- _Your task_: Gather, from the listing beneath this task, every line holding the string "Energieniveaus".

- _Stored records_:
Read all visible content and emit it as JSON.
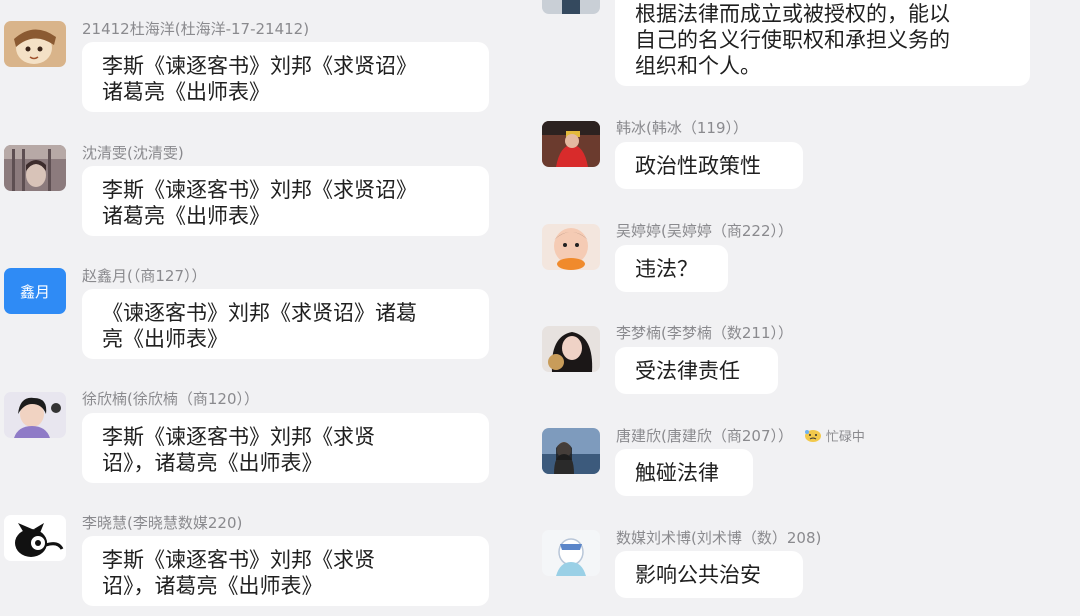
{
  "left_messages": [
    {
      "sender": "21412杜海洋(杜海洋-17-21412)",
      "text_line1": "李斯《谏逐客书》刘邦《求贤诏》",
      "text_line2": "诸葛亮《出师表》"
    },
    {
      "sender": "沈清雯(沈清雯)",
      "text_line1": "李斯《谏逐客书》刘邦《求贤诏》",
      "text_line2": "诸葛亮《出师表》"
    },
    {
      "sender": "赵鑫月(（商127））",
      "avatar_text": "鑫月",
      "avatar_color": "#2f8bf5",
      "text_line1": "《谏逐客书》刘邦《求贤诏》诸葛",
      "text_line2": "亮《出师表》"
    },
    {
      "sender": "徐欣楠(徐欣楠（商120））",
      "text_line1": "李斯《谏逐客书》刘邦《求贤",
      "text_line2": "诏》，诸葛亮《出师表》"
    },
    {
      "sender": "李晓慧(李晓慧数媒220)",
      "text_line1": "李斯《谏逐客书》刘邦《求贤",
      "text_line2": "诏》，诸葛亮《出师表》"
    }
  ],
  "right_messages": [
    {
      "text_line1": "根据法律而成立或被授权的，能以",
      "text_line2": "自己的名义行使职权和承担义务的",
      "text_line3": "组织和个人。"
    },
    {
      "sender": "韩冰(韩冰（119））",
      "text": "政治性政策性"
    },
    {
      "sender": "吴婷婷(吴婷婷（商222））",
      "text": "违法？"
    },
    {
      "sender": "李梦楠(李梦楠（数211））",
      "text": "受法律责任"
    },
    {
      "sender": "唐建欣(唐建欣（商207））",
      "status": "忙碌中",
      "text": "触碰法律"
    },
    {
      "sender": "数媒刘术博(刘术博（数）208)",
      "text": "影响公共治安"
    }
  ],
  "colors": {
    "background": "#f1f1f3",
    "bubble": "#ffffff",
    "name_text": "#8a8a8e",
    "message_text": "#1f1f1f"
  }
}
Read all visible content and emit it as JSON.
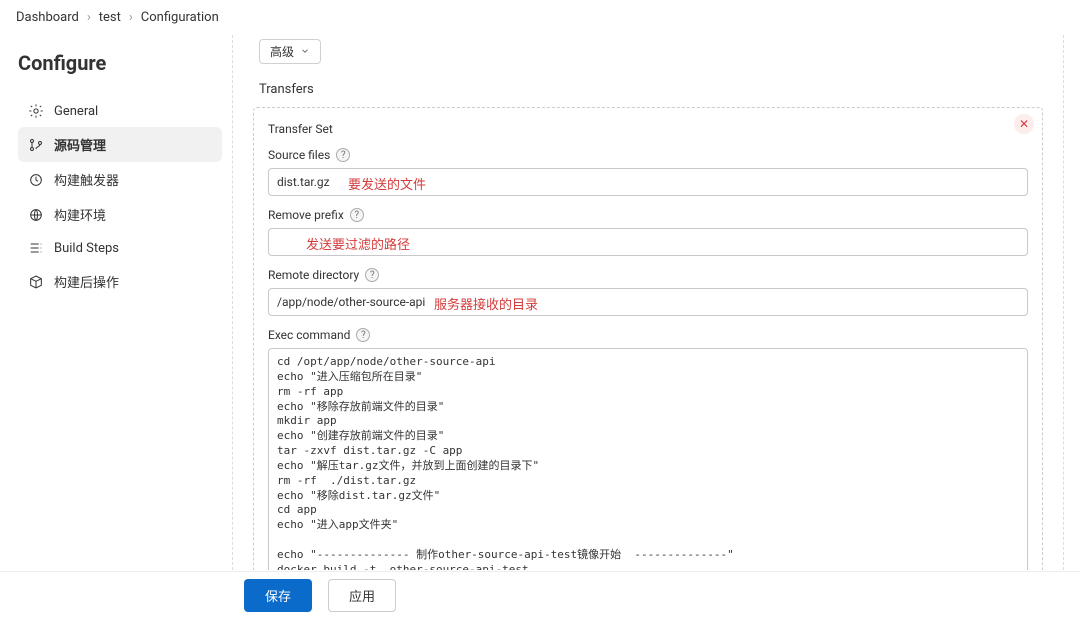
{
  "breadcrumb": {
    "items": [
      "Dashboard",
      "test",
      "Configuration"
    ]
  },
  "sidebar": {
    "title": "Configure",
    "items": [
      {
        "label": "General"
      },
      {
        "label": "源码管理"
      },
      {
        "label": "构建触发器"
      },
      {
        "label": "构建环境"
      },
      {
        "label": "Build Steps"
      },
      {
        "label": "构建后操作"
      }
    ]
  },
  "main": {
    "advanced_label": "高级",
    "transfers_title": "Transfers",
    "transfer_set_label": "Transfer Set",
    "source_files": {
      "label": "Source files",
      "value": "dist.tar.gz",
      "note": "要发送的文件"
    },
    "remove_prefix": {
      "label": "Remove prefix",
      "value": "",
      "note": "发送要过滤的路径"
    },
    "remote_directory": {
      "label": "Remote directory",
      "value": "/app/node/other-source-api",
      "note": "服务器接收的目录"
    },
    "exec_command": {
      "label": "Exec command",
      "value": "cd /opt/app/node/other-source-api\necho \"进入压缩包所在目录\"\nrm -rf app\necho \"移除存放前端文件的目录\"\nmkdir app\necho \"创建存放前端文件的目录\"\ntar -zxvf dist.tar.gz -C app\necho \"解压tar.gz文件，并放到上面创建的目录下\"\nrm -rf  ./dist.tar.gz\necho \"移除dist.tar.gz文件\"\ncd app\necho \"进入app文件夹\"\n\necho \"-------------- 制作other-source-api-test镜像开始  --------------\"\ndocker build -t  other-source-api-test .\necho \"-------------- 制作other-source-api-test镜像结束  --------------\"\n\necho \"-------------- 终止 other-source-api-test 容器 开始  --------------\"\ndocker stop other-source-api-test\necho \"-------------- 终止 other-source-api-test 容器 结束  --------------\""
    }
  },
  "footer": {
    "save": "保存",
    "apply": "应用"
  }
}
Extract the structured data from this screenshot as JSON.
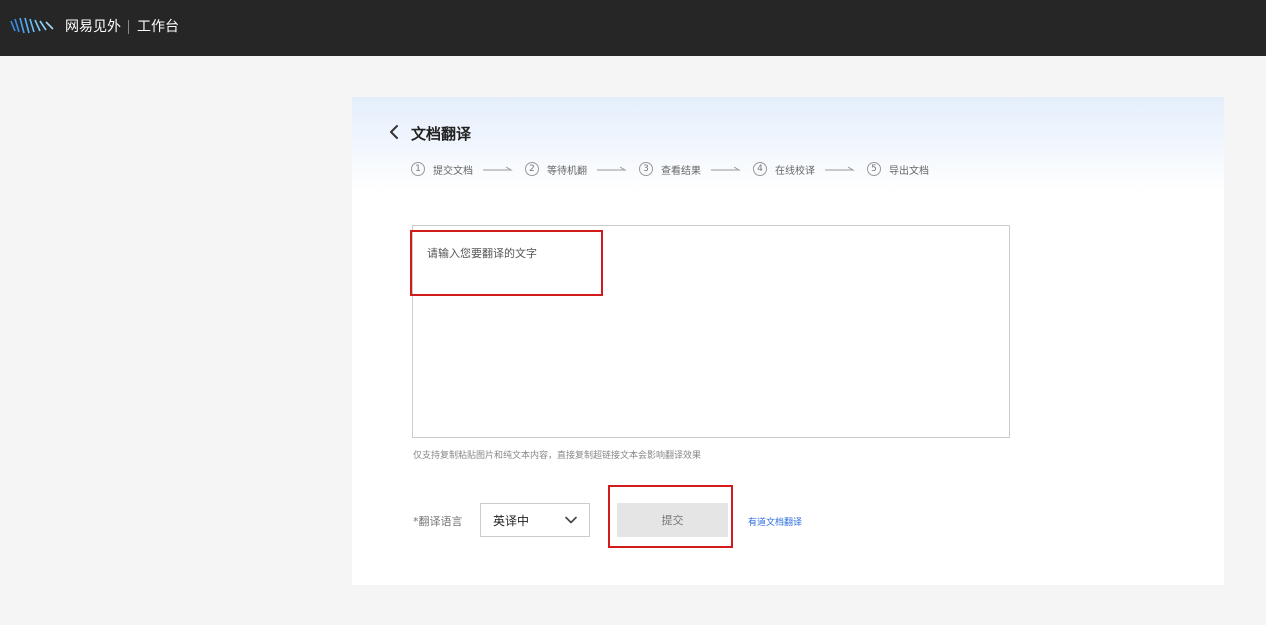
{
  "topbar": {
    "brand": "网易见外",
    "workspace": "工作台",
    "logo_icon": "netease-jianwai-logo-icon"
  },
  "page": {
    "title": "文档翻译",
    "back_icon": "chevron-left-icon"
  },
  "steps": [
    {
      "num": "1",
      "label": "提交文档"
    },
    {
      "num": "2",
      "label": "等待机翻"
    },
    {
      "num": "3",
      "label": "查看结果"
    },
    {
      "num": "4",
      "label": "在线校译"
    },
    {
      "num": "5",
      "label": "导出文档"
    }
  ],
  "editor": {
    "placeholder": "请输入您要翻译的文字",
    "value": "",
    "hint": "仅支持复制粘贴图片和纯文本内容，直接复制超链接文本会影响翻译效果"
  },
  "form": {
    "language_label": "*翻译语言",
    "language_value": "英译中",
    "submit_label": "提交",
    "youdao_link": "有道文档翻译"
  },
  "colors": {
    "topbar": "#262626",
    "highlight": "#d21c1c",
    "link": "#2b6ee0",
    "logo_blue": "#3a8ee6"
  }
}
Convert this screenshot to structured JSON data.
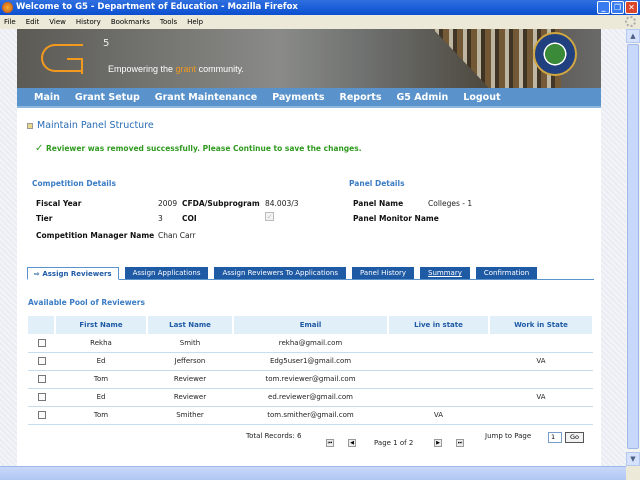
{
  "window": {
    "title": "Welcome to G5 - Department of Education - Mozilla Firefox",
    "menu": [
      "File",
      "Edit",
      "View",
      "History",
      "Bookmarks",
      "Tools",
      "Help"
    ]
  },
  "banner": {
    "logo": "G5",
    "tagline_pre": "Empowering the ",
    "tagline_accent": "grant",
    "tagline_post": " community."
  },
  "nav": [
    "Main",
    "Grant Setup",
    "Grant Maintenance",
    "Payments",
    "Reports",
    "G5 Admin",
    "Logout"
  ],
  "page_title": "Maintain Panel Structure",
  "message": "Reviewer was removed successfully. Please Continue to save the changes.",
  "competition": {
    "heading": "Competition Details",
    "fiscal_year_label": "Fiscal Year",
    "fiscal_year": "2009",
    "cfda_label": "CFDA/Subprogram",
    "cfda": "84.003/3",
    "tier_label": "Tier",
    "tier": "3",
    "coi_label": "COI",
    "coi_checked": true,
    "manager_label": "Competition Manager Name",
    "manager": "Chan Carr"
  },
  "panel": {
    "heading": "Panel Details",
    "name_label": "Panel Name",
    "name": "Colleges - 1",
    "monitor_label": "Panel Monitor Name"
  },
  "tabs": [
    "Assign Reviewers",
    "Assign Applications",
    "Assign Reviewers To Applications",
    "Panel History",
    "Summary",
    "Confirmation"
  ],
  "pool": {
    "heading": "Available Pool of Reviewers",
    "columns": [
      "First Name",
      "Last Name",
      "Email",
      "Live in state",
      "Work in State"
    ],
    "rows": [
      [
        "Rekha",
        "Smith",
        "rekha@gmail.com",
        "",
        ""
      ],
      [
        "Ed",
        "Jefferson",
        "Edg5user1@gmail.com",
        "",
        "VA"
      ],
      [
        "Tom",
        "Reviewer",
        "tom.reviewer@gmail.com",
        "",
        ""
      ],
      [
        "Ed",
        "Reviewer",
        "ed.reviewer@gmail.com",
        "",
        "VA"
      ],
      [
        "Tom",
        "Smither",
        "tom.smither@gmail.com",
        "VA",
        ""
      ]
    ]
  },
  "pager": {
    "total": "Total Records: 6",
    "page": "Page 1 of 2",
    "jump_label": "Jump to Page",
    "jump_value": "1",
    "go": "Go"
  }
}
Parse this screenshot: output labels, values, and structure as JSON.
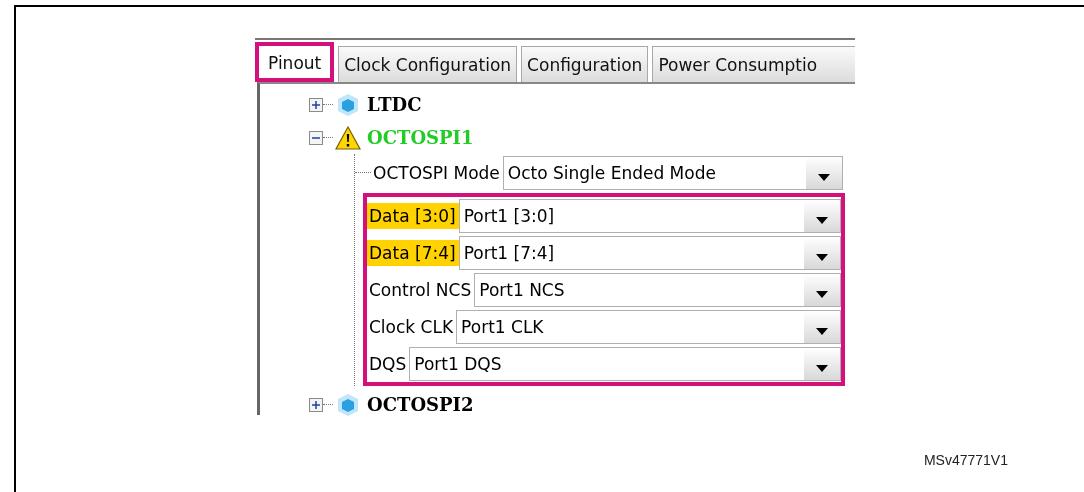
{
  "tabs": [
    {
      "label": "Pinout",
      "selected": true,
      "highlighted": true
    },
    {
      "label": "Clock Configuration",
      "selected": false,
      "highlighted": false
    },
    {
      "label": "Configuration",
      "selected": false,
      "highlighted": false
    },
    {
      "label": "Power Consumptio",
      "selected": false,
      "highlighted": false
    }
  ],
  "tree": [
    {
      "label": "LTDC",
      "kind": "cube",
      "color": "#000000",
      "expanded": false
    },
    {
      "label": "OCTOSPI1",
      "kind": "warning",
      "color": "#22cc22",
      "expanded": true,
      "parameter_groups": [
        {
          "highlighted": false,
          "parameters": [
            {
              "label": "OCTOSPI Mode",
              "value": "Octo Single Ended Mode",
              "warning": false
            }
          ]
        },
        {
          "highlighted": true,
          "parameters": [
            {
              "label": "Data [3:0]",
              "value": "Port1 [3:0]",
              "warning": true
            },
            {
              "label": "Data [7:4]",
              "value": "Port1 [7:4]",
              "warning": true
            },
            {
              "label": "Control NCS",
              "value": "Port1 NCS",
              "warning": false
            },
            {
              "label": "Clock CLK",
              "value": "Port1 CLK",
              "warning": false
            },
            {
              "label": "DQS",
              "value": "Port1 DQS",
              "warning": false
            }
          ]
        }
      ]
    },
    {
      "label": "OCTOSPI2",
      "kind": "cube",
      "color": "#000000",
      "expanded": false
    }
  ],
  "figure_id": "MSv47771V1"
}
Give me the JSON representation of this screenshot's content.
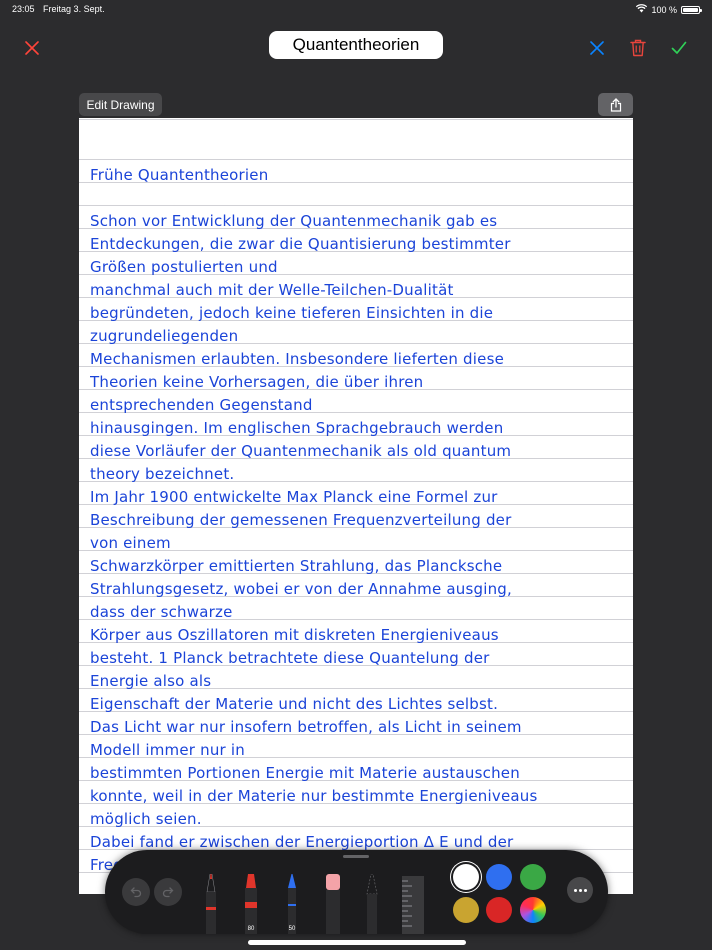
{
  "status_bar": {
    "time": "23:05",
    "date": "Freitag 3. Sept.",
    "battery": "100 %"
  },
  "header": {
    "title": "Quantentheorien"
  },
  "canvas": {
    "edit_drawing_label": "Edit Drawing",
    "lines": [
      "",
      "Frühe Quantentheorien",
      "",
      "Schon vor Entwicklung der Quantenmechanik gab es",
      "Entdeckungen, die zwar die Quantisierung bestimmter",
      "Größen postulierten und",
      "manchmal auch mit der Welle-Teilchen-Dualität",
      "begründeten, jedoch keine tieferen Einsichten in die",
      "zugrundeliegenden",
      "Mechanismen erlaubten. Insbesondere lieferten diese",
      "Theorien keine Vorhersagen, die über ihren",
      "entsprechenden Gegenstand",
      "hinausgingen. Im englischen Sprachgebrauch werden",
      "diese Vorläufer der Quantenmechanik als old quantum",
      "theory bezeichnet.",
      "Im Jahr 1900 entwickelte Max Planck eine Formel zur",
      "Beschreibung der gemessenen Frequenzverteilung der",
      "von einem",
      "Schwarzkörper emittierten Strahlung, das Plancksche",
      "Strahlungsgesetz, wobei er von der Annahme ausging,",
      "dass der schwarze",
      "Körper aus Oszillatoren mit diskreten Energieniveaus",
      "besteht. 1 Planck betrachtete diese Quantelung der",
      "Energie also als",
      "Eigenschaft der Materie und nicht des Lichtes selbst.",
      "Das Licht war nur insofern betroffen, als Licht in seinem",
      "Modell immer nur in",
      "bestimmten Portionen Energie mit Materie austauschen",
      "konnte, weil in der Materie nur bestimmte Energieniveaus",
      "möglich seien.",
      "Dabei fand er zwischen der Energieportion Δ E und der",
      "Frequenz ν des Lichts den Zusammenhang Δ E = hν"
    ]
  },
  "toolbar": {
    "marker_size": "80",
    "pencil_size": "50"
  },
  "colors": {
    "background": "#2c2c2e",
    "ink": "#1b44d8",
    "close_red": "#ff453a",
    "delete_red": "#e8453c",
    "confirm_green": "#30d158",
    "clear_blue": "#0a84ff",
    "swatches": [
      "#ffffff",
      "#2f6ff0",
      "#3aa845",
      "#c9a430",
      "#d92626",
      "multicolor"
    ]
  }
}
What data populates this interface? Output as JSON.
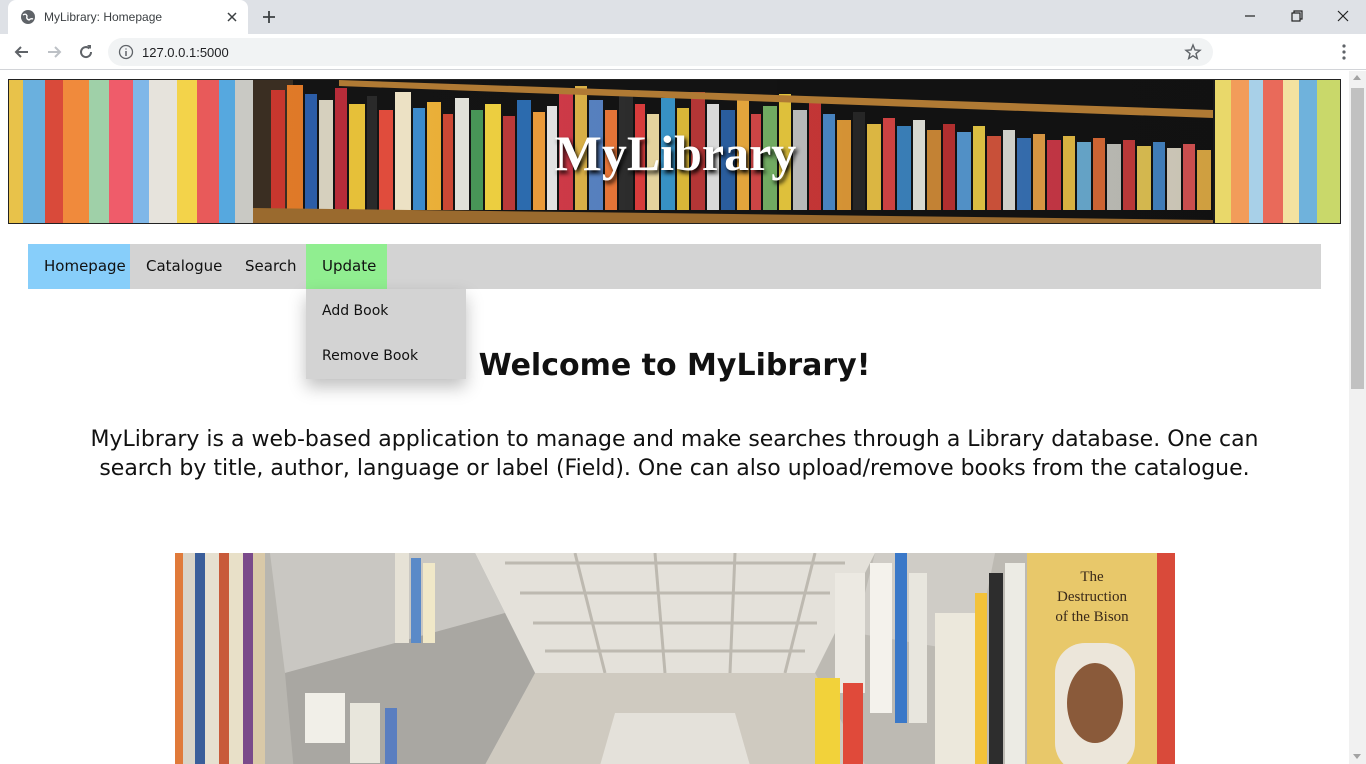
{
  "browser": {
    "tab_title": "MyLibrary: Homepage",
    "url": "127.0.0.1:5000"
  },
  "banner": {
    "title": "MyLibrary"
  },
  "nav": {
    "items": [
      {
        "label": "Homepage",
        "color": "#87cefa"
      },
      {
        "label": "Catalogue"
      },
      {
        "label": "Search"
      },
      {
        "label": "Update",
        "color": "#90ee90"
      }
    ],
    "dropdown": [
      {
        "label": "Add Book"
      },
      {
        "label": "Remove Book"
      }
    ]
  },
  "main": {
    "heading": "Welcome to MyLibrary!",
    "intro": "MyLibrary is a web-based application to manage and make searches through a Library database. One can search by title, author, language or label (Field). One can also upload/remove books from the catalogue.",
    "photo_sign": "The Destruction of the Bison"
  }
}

- _Reply_:
      "Körper aus Oszillatoren mit diskreten Energieniveaus",
      "konnte, weil in der Materie nur bestimmte Energieniveaus",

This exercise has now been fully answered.